Reasons for Designation

The Admiral Rodney Inn is designated at Grade II for the following principal reasons:

* Architectural interest: it is an interesting example of an C18 inn remodelled internally in 'Brewer's Tudor' style following acquisition by new owners in 1939; its exterior remaining largely unaltered;

* Interior survival: the c1939 interior scheme retains numerous features, including applied timberwork, glazed-brick and tile fireplaces and hearths, bell pushes, and a main stair with a newel post incorporating an unusual lantern finial.


The Admiral Rodney Inn is believed to date to the C18. It has been suggested that the inn dates to c1730 and was originally known as the 'Board', before later changing its name to commemorate the distinguished British naval officer, Admiral George Bridges Rodney (1718-1792). The pub's original entrance was on what is now the rear elevation, as before New Road was constructed in 1833, Pearl Street was the main turnpike road through the village. The pub was owned for some considerable time by the Legh family of Adlington Hall before being sold to Robinson's Brewery in 1939.


Public house, C18 with c1939 interior and further C20 alterations. Whitewashed brick, Kerridge stone-slate roof, mainly 2-storeys

PLAN: 3-room plan (now opened-up) to the main part of the ground floor with two further rooms to the north-east end, which have also been opened-up to form a single space. A former passageway and adjacent cottage on the south-west side of the inn have been incorporated into the interior, and private accommodation exists to the first floor. A former stable range attached to the rear right now contains a kitchen and stores.

EXTERIOR: Front (south-east) elevation: the original part of the building consists of a 3-bay range with an off-centre doorway with a flat-arched head and a C20 studded door. Flanking the doorway are 3-light casement windows with replaced leaded glazing, with two 3-light casement windows to the first floor above; both first-floor windows have small-pane, cast-iron frames and glazing with replaced leaded glazing to the centre lights. An additional bay to the far right of the elevation is believed to be a later addition and is similarly styled with a 3-light casement window to the ground floor and a 4-light casement window to the first floor with small-pane, cast-iron frames and glazing; the two outer lights have replaced leaded glazing. All the elevation's windows have narrow painted sills and three brick ridge stacks exist to the roof; that to the left (south-west) end is rendered. A neighbouring passageway to the left of the inn was infilled in 1983-5 and amalgamated internally, with the doorway blocked-up externally. An adjacent late-C18/early-C19, 2-bay cottage to the left also now forms part of the inn and is similarly constructed of whitewashed brick with a Kerridge stone slate roof. The cottage is of a slightly taller 2-storeys and has a doorway containing a C20 boarded door with an inset bull-eye glazed panel to the ground-floor left. To the right is a 3-light casement window with transom bars; both the doorway and window have segmental-arched heads. A 2-light window and 3-light window above also have transom bars. This cottage was originally Listed as part of the Entry for Lilac Cottage (NHLE no: 1139573), which adjoins to the south-west.

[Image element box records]

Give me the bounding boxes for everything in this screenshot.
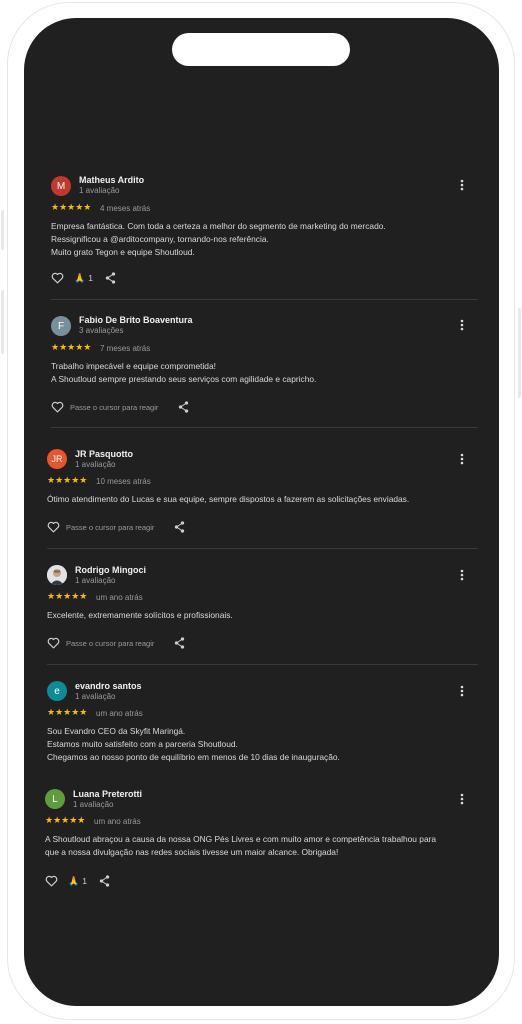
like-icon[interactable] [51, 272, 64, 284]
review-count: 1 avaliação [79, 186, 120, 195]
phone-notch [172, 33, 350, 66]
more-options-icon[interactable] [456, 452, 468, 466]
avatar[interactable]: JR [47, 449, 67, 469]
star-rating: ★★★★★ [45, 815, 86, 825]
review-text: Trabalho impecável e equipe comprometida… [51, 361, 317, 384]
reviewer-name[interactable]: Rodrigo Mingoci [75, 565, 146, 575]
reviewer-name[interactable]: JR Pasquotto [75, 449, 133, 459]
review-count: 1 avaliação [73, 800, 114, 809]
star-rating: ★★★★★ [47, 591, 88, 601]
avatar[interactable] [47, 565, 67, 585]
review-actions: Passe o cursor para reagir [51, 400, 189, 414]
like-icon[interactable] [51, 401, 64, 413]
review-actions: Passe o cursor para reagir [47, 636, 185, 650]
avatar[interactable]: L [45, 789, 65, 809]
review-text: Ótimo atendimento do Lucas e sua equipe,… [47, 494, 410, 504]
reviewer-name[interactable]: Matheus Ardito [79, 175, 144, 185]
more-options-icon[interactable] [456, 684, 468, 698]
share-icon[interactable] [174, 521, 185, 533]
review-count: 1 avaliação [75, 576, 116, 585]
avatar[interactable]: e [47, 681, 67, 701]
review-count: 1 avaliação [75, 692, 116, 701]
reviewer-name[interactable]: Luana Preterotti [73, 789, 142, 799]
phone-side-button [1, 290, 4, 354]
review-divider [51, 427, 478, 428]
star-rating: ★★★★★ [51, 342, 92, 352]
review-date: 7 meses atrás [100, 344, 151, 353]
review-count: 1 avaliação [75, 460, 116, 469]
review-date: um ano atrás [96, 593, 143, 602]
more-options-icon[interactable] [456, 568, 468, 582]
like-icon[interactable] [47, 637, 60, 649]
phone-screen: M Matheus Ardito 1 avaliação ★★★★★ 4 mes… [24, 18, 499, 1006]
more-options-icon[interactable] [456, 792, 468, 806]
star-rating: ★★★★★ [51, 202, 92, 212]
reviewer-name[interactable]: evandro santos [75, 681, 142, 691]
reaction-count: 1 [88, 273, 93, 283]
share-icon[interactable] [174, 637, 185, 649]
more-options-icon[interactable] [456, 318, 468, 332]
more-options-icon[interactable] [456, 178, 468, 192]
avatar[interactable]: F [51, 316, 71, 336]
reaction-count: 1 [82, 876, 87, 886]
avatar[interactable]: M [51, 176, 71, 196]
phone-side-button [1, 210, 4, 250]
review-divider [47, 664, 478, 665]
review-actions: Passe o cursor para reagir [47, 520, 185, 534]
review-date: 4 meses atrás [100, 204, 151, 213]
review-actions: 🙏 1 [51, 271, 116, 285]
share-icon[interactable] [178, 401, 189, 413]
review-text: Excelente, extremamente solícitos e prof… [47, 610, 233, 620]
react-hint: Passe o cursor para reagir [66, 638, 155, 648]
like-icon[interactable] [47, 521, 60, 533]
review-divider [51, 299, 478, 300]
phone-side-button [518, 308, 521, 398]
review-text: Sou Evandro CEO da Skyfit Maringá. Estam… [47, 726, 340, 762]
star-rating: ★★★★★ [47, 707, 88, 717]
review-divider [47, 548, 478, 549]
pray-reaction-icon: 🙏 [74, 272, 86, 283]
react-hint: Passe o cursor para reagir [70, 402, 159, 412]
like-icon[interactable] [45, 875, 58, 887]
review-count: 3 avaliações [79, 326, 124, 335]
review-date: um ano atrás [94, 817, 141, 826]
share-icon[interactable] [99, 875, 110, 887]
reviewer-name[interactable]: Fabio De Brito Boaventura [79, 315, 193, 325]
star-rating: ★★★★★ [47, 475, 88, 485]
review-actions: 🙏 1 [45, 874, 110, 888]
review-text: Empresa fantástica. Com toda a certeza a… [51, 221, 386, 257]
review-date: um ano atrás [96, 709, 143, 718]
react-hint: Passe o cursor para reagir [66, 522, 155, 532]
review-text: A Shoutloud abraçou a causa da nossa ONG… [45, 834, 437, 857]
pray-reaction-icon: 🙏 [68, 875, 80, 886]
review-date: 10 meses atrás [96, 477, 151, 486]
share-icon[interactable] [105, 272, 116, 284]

Stated problem:
List every feature that the text on the Admiral Rodney Inn says the c1939 interior scheme retains.

Task solution:
- Applied timberwork
- Glazed-brick and tile fireplaces and hearths
- Bell pushes
- A main stair with a newel post incorporating an unusual lantern finial